- _TEKS YANG DIBERIKAN_:
Peraturan Menteri BPPN pembatasan lahan bertentangan

id peraturan meneteri, pertmen, bertentangan, yusril

Peraturan Menteri BPPN  pembatasan lahan bertentangan

Prof Dr Yusril Ihza Mahendra (FOTO ANTARA/13)

...Jika ada tumpang tindih aturan apalagi peraturan yang bertentangan dengan peraturan di atasnya, maka keputusan yang diambil oleh pejabat negara...
Jakarta (ANTARA Sumsel) - Pakar hukum tata negara Prof Dr Yusril Ihza Mahendra menegaskan bahwa peraturan menteri BPPN tahun 1999 tentang pembatasan lahan 20 ribu hektare untuk perkebunan kelapa sawit adalah bertentangan dengan peraturan diatasnya, Keppres No 37 tahun 1993.
        
Oleh sebab itu pengusaha Hartati Murdaya melalui PT Hardaya Inti Plantation memiliki hak terhadap seluruh lahan perkebunan yang telah ditanami kelapa sawit sejak jauh sebelum peraturan pembatasan lahan tersebut diterbitkan. Termasuk berhak atas semua surat-surat perizinan seperti sertifikat hak guna usaha (HGU) atas lahan tersebut.

- _CUPLIKAN DATA_:
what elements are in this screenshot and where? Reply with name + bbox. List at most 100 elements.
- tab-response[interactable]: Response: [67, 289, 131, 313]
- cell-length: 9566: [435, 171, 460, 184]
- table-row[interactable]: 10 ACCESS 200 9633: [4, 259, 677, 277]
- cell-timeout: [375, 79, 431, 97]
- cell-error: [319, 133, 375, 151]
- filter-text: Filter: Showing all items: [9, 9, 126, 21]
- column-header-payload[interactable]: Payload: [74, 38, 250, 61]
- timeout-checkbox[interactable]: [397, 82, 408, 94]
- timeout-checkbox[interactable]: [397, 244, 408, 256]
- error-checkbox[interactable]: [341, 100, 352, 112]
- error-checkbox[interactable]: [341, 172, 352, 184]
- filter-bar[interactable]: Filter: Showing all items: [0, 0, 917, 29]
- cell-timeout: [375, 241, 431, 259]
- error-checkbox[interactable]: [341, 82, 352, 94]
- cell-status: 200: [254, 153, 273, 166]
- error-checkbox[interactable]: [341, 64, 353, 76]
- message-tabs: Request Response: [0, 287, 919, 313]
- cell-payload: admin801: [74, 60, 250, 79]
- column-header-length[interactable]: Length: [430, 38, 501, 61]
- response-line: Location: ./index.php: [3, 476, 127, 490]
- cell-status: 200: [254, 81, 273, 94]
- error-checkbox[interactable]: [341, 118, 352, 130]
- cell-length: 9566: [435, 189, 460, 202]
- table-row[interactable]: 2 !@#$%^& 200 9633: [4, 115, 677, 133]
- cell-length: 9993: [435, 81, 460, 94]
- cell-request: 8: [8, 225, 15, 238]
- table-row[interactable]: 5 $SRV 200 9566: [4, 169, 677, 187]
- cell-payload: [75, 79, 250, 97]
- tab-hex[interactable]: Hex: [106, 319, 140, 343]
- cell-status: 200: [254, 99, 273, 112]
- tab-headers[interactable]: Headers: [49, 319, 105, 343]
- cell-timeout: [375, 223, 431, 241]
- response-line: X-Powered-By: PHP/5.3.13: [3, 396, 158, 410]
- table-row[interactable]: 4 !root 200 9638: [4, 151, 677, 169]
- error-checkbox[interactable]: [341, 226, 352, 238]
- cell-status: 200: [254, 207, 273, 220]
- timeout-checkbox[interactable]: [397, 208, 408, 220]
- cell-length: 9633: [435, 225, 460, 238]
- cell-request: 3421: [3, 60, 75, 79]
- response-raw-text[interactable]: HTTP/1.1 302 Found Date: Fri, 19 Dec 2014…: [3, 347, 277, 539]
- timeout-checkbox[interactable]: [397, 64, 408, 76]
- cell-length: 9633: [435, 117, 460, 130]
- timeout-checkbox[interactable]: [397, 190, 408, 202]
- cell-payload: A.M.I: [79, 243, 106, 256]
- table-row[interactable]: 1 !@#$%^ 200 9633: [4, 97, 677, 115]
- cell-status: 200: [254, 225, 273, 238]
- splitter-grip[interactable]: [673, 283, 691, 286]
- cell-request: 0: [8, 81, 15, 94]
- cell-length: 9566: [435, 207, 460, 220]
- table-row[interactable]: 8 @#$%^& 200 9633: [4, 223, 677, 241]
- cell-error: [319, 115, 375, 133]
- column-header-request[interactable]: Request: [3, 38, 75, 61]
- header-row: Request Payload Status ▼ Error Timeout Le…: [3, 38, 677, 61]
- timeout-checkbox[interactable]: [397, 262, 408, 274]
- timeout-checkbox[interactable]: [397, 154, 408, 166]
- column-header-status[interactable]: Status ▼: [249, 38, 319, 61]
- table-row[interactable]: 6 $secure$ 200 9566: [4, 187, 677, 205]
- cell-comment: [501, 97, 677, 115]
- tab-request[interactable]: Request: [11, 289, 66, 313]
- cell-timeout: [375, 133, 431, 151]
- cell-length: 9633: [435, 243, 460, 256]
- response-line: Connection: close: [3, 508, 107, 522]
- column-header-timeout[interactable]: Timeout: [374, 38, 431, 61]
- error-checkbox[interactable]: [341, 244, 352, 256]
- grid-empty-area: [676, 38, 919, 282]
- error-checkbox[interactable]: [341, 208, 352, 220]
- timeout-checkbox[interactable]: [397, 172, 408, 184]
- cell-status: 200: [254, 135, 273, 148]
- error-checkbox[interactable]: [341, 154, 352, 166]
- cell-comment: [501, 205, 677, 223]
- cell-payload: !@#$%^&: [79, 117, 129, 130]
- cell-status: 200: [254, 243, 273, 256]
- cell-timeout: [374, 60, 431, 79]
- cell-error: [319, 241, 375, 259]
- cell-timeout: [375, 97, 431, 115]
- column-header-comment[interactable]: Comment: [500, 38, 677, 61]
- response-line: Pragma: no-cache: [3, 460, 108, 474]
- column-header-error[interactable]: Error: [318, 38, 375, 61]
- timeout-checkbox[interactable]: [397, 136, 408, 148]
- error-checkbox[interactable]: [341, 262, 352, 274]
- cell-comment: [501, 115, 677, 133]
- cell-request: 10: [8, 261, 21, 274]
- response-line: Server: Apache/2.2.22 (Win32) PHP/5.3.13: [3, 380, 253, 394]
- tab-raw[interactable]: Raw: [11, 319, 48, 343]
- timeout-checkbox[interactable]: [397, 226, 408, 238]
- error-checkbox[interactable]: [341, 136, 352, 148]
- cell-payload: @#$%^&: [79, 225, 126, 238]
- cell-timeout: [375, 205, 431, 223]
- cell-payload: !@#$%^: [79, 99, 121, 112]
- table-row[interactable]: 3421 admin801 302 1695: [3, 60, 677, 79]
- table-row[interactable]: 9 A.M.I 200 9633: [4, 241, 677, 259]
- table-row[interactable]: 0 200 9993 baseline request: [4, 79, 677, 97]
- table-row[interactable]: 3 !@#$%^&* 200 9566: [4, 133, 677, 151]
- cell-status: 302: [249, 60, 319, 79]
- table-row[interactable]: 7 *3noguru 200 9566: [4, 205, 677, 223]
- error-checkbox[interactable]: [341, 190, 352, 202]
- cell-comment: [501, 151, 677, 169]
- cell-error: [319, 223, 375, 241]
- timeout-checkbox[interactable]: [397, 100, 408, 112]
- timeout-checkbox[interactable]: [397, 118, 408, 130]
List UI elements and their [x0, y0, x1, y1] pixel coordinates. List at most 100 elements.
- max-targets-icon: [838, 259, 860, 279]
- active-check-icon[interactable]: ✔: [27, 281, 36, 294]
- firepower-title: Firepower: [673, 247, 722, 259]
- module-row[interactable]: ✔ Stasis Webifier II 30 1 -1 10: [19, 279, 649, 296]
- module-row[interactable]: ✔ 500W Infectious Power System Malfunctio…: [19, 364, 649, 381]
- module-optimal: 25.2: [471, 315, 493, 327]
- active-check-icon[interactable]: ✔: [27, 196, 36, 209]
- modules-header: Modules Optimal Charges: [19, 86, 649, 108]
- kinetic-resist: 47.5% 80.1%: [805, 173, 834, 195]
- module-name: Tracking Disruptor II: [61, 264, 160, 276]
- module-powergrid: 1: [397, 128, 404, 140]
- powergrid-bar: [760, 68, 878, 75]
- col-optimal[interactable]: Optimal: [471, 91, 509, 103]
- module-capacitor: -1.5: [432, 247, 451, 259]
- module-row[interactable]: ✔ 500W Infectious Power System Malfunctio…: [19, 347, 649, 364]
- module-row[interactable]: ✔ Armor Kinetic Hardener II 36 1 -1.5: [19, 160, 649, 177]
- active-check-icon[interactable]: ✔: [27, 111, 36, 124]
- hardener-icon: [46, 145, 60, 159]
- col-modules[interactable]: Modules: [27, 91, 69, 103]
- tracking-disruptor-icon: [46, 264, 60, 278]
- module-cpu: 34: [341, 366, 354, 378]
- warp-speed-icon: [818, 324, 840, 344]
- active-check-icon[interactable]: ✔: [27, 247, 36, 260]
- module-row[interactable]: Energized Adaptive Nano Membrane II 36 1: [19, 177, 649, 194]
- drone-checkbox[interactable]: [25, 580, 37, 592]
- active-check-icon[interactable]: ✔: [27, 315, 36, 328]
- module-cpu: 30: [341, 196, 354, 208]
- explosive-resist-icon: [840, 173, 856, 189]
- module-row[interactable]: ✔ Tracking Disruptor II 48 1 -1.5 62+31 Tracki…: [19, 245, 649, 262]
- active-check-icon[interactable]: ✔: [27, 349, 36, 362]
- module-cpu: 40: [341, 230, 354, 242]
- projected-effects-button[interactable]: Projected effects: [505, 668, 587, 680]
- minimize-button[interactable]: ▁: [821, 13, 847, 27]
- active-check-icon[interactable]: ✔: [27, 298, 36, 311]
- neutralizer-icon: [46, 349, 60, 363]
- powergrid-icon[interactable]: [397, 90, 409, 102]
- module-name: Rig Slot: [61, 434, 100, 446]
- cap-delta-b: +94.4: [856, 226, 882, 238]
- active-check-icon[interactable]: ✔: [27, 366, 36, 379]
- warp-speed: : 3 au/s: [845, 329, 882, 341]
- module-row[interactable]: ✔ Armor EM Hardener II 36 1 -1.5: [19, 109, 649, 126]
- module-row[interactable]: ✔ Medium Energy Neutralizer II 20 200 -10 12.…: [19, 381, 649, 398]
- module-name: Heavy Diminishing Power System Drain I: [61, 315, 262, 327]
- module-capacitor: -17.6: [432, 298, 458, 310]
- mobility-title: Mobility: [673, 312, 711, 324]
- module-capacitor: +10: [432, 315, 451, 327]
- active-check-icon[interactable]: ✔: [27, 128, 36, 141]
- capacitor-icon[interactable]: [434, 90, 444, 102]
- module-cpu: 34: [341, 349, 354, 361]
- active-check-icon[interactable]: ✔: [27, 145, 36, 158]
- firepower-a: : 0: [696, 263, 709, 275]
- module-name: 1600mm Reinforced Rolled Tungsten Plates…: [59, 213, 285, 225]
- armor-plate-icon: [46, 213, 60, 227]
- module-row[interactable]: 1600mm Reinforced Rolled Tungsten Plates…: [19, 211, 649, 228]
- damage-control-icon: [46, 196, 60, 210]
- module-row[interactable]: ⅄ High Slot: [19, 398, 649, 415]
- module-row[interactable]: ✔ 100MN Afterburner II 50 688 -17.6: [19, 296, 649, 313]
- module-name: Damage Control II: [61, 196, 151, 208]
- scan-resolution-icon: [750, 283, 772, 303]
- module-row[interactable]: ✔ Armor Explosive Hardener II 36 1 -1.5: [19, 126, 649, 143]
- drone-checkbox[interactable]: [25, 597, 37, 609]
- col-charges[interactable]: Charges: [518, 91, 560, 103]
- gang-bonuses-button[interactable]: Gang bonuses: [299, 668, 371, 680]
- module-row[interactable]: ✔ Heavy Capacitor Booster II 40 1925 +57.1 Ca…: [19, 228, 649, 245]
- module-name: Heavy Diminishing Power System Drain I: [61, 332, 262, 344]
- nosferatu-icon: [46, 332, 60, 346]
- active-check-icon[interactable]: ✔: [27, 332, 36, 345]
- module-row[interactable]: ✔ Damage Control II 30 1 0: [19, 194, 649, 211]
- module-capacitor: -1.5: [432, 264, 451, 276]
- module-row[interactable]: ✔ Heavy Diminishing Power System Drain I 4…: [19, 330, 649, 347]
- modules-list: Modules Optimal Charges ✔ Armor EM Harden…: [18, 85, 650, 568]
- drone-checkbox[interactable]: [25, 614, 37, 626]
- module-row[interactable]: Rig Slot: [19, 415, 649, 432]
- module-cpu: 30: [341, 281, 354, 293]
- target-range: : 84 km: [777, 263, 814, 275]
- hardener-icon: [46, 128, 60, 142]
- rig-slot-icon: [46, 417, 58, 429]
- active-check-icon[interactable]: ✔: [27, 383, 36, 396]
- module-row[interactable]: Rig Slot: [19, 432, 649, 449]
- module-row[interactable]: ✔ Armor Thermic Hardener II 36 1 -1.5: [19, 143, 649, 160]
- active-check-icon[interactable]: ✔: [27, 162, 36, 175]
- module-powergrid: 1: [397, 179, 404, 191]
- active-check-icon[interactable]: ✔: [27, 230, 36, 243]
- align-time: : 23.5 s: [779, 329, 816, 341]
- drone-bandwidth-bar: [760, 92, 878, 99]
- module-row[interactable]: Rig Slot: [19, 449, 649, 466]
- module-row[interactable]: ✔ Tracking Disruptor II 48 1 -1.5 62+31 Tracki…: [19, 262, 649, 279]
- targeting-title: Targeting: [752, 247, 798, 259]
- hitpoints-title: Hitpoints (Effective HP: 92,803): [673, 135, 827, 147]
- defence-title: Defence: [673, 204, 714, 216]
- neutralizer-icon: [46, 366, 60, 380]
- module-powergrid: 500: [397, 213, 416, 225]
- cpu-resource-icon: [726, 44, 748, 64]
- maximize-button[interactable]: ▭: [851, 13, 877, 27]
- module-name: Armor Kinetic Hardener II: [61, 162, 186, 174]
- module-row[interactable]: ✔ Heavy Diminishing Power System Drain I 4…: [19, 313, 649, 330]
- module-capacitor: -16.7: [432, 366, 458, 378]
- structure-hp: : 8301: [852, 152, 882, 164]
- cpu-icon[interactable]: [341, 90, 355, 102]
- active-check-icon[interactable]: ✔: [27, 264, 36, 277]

- _TUGAS TERTULIS_: Menurut berita tentang pembatasan lahan kelapa sawit, peraturan menteri BPPN tahun 1999 bertentangan dengan peraturan apa di atasnya?

- _JAWABAN YANG DIHARAPKAN_: Keppres No 37 tahun 1993.